Perubahan administrasi negara ke administrasi publik
Sejarah
tentang perubahan Ilmu Administrasi Negara masih terus berulang. Upaya
mendefinisikan diri Ilmu Administrasi Negara sebagai ilmu administrasi
pemerintahan sebagaimana dijelaskan sebelumnya ternyata tidak berlangsung lama.
Dinamika lingkungan administrasi negara yang sangat tinggi kemudian menimbulkan
banyak pertanyaan tentang relevansi keberadaan Ilmu Administrasi Negara sebagai
administrasi pemerintahan. Gugatan tersebut terutama ditujukan pada lokus Ilmu
Administrasi Negara yang dirasa tidak memadai lagi. Menurut Dwiyanto (2007)
lembaga pemerintah dirasa terlalu sempit untuk menjadi lokus Ilmu Administrasi
Negara. Kenyataan yang ada menunjukkan bahwa lembaga pemerintahan tidak lagi
memonopoli peran yang selama ini secara tradisional menjadi otoritas
pemerintah. Saat ini semakin mudah ditemui berbagai lembaga non-pemerintah yang
menjalankan misi dan fungsi yang dulu menjadi monopoli
pemerintah saja. Di sisi yang lain, organisasi birokrasi
juga tidak semata-mata memproduksi barang dan jasa publik, tetapi juga barang
dan jasa privat. Pratikno (2007) juga memberikan konstatasi yang sama. Saat ini
negara banyak menghadapi pesaing-pesaing baru yang siap menjalankan fungsi
negara, terutama pelayanan publik, secara lebih efektif. Selain pelayanan
publik, dalam bidang pembangunan ekonomi dan sosial, negara juga harus
menegosiasikan kepentingannya dengan aktor-aktor yang lain, yaitu pelaku bisnis
dan kalangan civil society (masyarakat sipil). Secara lebih tegas, Miftah Thoha (2007) bahkan
mengatakan telah terjadi perubahan paradigma “ dari orientasi manajemen
pemerintahan yang serba negara menjadi berorientasi ke pasar (market).
Menurut Thoha, pasar di sini secara politik bisa dimaknai sebagai rakyat atau
masyarakat (public). Fenomena menurunnya peran negara ini merupakan arus
balik dari apa yang disebut Grindle sebagai too
much state, di mana negara pada pertengahan 1980-an terlalu banyak
melakukan intervensi yang berujung pada jeratan hutang luar
negeri, krisis fiskal,
dan pemerintah yang terlalu sentralistis dan otoriter.

◆ **Daftar koordinat kotak**

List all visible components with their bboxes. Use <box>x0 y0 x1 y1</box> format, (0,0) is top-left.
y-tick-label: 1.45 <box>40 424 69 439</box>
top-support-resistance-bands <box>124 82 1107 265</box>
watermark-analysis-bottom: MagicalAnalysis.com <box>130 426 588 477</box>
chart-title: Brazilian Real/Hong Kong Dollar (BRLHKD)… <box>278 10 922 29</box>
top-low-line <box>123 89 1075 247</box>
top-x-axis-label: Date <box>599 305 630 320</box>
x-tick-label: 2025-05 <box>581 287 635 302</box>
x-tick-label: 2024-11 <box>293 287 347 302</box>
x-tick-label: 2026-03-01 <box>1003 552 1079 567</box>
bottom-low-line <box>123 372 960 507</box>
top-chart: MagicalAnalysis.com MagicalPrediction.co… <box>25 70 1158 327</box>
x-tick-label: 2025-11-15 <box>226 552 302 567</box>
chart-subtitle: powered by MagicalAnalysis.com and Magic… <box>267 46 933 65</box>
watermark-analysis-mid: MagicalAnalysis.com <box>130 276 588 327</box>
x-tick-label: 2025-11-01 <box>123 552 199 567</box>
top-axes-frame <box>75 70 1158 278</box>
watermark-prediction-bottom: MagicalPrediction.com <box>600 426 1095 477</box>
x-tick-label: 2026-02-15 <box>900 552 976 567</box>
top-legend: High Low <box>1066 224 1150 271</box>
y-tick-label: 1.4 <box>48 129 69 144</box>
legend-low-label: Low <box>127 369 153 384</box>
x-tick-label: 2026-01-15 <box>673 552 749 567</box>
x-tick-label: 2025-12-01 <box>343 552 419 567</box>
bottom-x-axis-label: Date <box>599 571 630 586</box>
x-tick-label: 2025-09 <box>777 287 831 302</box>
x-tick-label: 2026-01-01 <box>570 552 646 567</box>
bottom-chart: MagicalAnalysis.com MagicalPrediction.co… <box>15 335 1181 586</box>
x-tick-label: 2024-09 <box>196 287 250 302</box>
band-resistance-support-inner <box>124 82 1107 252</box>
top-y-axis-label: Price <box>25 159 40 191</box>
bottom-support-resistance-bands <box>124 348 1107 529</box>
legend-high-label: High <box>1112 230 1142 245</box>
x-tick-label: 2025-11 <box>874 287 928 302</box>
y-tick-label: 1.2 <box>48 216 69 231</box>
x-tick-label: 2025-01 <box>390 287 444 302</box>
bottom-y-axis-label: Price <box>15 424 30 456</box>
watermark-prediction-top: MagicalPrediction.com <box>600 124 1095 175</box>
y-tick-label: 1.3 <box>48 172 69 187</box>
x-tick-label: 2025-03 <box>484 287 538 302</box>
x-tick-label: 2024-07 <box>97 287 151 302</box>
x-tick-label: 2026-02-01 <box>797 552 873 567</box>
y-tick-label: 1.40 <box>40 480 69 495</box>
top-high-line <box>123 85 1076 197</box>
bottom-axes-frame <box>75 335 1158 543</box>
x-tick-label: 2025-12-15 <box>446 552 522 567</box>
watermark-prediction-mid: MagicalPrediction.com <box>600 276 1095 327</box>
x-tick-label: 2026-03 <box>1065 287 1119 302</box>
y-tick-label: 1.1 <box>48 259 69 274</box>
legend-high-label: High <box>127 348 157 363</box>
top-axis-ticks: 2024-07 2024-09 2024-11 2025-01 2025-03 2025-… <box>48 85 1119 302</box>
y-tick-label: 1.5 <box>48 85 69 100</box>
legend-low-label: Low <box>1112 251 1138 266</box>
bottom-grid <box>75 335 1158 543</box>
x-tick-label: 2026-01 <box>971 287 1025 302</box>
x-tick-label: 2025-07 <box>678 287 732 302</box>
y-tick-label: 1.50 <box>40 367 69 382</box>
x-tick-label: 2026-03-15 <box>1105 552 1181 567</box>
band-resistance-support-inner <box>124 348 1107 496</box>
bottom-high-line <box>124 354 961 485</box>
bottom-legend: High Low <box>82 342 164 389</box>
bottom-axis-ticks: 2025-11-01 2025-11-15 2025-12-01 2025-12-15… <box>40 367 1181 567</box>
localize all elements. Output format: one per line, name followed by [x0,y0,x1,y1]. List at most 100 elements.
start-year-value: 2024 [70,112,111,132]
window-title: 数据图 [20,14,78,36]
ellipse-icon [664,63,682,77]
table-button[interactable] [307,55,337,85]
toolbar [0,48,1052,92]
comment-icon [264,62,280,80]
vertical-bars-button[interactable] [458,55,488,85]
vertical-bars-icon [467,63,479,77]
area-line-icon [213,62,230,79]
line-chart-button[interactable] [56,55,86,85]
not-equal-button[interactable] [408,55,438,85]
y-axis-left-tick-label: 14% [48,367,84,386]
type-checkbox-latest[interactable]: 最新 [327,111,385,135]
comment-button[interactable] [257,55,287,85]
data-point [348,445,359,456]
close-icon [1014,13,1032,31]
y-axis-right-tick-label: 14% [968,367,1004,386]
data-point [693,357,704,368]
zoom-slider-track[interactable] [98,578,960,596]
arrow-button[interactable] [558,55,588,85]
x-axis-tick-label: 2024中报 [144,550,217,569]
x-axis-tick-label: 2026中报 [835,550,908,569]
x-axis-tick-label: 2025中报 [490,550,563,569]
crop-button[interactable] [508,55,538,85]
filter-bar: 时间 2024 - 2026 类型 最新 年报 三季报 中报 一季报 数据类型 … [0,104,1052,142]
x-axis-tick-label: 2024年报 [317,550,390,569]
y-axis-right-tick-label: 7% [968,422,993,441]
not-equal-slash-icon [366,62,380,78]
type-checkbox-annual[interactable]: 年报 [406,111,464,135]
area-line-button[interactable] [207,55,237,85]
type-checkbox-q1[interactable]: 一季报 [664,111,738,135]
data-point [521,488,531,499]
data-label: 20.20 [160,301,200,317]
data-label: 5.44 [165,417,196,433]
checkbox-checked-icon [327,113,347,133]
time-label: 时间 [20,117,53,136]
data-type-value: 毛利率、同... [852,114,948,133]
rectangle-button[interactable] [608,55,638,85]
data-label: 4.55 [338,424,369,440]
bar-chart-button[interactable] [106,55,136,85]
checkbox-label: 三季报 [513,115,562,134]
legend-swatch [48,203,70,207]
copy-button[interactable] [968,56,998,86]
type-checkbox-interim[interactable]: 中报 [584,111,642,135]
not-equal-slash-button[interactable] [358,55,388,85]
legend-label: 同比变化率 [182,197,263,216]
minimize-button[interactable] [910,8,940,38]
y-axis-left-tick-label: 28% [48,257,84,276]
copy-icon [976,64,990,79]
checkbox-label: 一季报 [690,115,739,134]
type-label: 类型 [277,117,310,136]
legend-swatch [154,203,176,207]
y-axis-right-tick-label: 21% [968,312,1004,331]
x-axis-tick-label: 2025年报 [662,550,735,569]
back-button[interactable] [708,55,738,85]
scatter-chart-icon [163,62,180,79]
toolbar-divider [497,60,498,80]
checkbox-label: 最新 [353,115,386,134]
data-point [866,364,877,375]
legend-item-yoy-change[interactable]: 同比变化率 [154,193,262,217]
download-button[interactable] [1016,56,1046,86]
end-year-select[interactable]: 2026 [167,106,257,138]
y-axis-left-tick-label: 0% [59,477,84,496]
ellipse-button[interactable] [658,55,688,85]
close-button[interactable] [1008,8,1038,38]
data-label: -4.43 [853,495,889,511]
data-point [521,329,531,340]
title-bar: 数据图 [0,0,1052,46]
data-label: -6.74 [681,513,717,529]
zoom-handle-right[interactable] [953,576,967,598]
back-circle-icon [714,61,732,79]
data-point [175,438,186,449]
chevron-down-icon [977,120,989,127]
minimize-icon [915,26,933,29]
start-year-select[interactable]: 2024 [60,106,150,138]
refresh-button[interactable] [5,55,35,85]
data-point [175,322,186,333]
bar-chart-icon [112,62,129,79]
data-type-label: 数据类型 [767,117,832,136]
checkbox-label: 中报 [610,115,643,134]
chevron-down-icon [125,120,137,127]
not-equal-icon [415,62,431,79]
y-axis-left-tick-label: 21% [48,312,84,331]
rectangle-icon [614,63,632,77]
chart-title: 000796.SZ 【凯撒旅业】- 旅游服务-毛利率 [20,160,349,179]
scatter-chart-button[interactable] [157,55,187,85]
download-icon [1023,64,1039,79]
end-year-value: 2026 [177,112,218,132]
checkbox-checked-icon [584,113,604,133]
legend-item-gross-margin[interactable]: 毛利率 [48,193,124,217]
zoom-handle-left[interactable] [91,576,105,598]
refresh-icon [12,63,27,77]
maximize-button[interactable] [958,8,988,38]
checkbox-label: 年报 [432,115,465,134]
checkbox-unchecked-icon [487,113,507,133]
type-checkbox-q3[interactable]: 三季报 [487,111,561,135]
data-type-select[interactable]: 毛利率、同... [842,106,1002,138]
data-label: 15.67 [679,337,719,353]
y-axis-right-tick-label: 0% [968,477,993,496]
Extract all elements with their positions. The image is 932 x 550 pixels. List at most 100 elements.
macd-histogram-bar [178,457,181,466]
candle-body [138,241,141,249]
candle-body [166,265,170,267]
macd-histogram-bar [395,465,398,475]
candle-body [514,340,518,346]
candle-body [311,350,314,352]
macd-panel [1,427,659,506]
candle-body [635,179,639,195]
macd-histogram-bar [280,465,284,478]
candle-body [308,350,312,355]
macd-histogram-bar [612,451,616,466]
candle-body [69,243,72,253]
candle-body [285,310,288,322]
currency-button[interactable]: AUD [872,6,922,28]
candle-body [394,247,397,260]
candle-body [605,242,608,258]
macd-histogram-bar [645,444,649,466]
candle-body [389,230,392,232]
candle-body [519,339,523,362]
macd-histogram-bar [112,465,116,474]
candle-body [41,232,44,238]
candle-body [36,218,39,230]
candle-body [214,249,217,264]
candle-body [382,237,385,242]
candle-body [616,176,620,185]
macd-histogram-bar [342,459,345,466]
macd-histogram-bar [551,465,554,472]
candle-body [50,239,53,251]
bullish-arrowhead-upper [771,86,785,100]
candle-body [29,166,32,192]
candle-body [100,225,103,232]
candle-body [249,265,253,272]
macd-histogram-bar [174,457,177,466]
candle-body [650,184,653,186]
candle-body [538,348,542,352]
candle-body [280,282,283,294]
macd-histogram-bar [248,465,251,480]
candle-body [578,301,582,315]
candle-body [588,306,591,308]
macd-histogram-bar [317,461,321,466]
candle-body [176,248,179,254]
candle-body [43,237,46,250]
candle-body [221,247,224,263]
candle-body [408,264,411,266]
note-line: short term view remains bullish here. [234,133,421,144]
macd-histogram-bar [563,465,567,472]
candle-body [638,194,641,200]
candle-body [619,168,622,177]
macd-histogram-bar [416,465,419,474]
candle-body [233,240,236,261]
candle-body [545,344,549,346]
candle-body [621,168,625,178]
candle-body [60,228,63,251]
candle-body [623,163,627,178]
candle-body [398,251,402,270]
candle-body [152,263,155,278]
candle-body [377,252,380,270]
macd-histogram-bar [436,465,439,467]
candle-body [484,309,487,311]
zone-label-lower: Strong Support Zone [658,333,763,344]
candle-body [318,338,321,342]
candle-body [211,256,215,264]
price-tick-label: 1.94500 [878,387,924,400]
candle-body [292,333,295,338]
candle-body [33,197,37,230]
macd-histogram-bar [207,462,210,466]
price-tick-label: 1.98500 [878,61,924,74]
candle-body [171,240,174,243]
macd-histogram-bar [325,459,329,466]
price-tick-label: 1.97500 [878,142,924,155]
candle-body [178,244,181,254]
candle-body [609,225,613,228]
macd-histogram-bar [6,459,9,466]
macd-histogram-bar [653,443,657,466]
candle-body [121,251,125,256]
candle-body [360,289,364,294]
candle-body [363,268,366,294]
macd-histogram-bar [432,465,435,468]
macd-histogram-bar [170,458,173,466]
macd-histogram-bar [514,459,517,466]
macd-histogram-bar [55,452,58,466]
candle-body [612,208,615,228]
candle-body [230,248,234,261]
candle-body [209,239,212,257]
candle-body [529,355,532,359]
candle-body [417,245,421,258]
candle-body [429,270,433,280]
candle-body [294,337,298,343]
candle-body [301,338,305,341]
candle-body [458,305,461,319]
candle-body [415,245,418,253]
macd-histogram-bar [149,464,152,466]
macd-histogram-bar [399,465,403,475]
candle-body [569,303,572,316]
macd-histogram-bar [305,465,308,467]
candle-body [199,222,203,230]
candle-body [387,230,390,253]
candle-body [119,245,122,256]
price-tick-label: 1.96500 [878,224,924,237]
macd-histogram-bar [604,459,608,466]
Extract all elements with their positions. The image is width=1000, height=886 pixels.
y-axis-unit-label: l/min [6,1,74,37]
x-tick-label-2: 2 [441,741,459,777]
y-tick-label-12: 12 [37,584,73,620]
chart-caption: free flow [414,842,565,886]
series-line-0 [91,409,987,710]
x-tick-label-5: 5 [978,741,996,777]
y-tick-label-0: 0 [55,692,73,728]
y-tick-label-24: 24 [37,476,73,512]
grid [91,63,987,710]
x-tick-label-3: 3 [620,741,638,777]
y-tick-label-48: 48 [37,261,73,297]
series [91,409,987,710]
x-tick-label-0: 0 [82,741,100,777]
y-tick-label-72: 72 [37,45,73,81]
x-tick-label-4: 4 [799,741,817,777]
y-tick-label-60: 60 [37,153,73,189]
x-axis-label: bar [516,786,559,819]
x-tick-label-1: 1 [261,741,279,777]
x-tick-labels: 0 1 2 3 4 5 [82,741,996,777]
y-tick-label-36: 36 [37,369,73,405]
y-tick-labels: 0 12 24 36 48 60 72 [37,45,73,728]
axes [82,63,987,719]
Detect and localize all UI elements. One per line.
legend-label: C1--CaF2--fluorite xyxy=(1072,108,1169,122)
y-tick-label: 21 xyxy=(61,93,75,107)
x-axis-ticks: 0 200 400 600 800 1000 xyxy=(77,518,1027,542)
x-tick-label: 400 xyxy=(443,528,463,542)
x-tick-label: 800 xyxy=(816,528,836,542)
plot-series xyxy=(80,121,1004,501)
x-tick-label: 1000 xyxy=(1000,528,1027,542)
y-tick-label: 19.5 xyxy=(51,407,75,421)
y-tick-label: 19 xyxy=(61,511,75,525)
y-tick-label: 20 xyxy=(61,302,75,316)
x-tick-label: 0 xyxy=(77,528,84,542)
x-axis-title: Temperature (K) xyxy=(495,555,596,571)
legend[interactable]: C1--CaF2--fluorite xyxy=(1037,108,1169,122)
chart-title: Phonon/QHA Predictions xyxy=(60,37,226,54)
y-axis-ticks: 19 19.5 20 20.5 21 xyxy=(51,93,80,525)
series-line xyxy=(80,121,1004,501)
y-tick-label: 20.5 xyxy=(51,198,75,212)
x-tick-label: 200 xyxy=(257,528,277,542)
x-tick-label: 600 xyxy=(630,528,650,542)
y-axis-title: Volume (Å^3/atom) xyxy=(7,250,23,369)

◆ **Tugas**
a. Sunting bagian teks tentang perubahan administrasi negara, mulai dari "Perubahan administrasi negara" dan berakhir pada "Menurut Dwiyanto (2007)", dengan mengganti "Gugatan" menjadi "Kritik".
b. Lanjutkan teks tentang perubahan administrasi negara ke administrasi publik dari kalimat terakhirnya.
Catatan di atas tidak diperlukan untuk mengerjakan tugas apa pun.

◆ **Jawaban**
a.
Perubahan administrasi negara ke administrasi publik
Sejarah
tentang perubahan Ilmu Administrasi Negara masih terus berulang. Upaya
mendefinisikan diri Ilmu Administrasi Negara sebagai ilmu administrasi
pemerintahan sebagaimana dijelaskan sebelumnya ternyata tidak berlangsung lama.
Dinamika lingkungan administrasi negara yang sangat tinggi kemudian menimbulkan
banyak pertanyaan tentang relevansi keberadaan Ilmu Administrasi Negara sebagai
administrasi pemerintahan. Kritik tersebut terutama ditujukan pada lokus Ilmu
Administrasi Negara yang dirasa tidak memadai lagi. Menurut Dwiyanto (2007)

b.
Dwiyanto
(2007) menyebut setidaknya ada empat faktor yang menjadi sebab semakin
menurunnya dominasi peran negara, yaitu:
- Dinamika ekonomi, politik dan budaya yang membuat kemampuan pemerintah semakin terbatas untuk dapat memenuhi semua tuntutan masyarakat;
- Globalisasi yang membutuhkan daya saing yang tinggi di berbagai sektor menuntut makin dikuranginya peran negara melalui debirokratisasi dan deregulasi;
- Tuntutan demokratisasi mendorong semakin banyak munculnya organisasi kemasyarakatan yang menuntut untuk dilibatkan dalam proses perumusan kebijakan dan implementasinya;
- munculnya fenomena hybrid organization yang merupakan perpaduan antara pemerintah dan bisnis.
Berbagai
fenomena tersebut menimbulkan gugatan di antara para mahasiswa maupun ilmuwan
Ilmu Administrasi Negara: Apakah masih relevan menjadikan pemerintah sebagai
lokus studi Ilmu Administrasi Negara?
Pemaparan
di atas menunjukkan bahwa kata "negara‟ dalam Ilmu Administrasi Negara
menjadi terlalu sempit dan kurang relevan lagi untuk mewadahi dinamika Ilmu
Administrasi Negara di awal abad ke-21 yang semakin kompleks dan dinamis. Utomo
(2007) menyebutkan bahwa dalam perkembangan konsep Ilmu Administrasi Negara
telah terjadi pergeseran titik tekan dari negara yang semula diposisikan
sebagai agen tunggal yang memiliki otoritas untuk mengimplementasikan berbagai
kebijakan publik menjadi hanya sebagai fasilitator bagi masyarakat. Dengan
demikian istilah public administration tidak tepat lagi untuk
diterjemahkan sebagai administrasi negara, melainkan lebih tepat jika
diterjemahkan menjadi administrasi publik. Sebab, makna kata ‟publik‟ di sini
jauh lebih luas daripada kata ‟negara‟ (Majelis Guru Besar dan Jurusan Ilmu
Administrasi Negara UGM, 2007: x). Publik di sini menunjukkan keterlibatan
institusi-institusi non-negara baik di sektor bisnis maupun civil society
di dalam pengadministrasian pemerintahan.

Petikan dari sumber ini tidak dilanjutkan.